• **AIM OF THE EXERCISE**
List every line below containing "floor".

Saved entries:
▼
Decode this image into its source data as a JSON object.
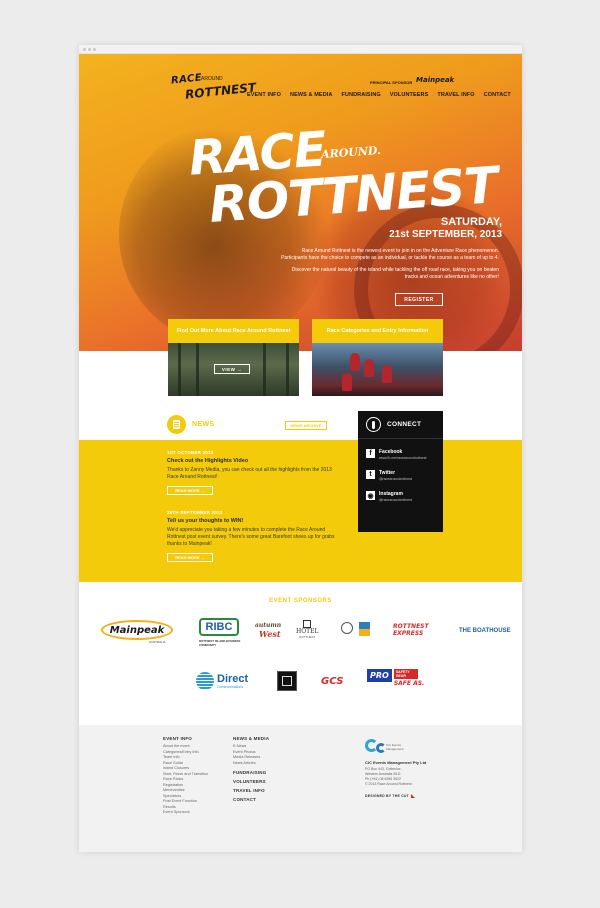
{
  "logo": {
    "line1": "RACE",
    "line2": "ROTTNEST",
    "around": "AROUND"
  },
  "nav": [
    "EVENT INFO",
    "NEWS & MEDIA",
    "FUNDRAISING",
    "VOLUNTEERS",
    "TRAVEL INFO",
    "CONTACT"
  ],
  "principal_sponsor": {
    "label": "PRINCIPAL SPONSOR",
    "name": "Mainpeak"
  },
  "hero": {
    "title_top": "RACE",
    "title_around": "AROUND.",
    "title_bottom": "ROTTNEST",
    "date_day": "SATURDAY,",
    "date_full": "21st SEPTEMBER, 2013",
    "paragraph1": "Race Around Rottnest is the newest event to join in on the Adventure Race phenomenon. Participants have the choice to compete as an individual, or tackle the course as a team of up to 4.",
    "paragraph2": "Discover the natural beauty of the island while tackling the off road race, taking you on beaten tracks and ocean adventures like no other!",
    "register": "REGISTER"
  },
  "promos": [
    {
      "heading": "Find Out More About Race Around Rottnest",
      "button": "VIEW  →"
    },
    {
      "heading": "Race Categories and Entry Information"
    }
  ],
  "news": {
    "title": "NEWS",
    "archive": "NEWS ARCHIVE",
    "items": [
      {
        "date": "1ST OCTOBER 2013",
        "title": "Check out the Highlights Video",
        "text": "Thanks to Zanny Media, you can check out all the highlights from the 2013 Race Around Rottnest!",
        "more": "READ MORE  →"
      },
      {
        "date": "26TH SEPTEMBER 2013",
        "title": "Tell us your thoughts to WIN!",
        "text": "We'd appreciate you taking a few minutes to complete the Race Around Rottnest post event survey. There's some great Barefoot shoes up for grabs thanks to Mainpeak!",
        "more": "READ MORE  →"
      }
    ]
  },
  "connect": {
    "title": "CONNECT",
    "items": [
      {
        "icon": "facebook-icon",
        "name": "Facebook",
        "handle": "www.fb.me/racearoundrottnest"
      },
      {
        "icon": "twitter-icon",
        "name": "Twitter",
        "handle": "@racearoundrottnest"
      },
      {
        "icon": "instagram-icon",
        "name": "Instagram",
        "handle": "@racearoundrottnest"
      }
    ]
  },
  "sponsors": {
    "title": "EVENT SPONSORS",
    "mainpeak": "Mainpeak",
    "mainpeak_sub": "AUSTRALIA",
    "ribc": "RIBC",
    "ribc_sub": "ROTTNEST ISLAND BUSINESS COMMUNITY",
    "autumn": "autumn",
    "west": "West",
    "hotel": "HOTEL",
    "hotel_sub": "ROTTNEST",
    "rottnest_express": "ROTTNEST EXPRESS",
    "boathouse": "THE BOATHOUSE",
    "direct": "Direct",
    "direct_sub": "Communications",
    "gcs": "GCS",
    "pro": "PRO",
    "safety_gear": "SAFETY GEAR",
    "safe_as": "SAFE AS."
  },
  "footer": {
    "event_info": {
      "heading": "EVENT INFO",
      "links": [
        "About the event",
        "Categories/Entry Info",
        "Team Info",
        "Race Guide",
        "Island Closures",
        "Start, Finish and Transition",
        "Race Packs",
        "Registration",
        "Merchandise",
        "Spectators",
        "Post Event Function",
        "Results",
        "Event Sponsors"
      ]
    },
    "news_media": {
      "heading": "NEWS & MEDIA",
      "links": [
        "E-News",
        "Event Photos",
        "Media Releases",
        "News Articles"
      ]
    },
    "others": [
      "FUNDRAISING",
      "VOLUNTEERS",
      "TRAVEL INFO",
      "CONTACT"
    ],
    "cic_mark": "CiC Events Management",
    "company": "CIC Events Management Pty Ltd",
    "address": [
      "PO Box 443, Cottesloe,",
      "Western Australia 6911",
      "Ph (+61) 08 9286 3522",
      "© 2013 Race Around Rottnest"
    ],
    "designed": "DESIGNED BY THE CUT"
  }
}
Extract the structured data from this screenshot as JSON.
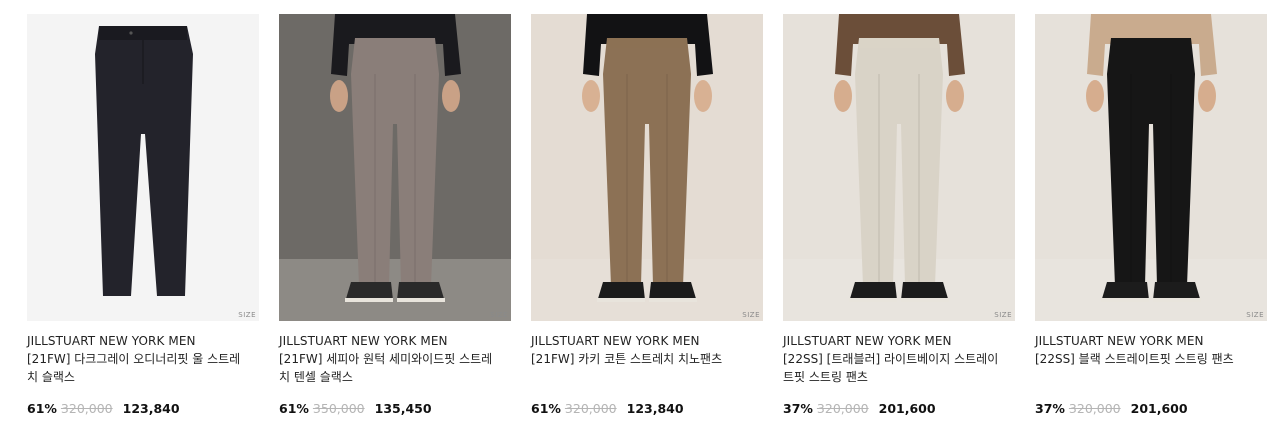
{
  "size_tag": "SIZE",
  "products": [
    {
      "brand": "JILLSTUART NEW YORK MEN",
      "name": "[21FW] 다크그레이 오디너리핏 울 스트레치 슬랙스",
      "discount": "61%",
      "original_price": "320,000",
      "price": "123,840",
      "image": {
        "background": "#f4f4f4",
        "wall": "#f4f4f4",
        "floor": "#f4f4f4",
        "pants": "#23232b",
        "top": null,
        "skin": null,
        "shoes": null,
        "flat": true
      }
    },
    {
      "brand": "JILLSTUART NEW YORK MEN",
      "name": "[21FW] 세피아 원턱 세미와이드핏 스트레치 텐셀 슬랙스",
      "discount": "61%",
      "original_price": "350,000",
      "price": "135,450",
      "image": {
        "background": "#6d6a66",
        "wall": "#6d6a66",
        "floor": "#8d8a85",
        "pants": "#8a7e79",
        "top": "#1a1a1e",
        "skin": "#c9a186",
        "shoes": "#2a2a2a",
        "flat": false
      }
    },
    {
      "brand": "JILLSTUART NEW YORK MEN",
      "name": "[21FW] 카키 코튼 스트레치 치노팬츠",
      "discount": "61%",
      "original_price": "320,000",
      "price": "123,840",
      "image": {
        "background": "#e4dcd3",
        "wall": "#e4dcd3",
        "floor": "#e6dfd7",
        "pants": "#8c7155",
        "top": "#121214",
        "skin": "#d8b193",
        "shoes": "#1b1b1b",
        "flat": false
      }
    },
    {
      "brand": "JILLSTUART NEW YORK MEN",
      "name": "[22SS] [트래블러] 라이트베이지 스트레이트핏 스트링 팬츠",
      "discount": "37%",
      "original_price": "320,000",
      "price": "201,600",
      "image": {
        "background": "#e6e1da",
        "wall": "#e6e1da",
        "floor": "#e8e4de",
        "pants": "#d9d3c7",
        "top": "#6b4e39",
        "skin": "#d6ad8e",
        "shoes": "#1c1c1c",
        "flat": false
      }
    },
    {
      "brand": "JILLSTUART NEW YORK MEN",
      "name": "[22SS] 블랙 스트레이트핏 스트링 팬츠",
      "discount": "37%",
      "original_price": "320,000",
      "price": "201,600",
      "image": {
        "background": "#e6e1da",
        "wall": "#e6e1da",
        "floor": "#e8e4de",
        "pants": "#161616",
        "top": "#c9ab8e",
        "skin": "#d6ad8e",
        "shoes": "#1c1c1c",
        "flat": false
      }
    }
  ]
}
▲
▼
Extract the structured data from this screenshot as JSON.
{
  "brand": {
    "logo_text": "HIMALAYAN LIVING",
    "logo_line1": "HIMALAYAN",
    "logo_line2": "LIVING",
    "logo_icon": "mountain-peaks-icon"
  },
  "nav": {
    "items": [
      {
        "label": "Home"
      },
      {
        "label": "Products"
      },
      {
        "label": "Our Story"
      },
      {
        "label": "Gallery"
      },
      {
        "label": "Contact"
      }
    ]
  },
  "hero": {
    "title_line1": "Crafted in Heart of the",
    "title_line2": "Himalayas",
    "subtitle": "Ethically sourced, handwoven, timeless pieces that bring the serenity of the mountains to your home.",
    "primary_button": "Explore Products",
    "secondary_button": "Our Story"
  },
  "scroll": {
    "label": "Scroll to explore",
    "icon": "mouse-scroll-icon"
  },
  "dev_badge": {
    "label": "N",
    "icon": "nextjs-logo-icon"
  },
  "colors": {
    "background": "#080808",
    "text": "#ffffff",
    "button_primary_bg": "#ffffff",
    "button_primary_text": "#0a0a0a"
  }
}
▲
• **THE REPLY**
        "floor": "#f4f4f4",
        "floor": "#8d8a85",
        "floor": "#e6dfd7",
        "floor": "#e8e4de",
        "floor": "#e8e4de",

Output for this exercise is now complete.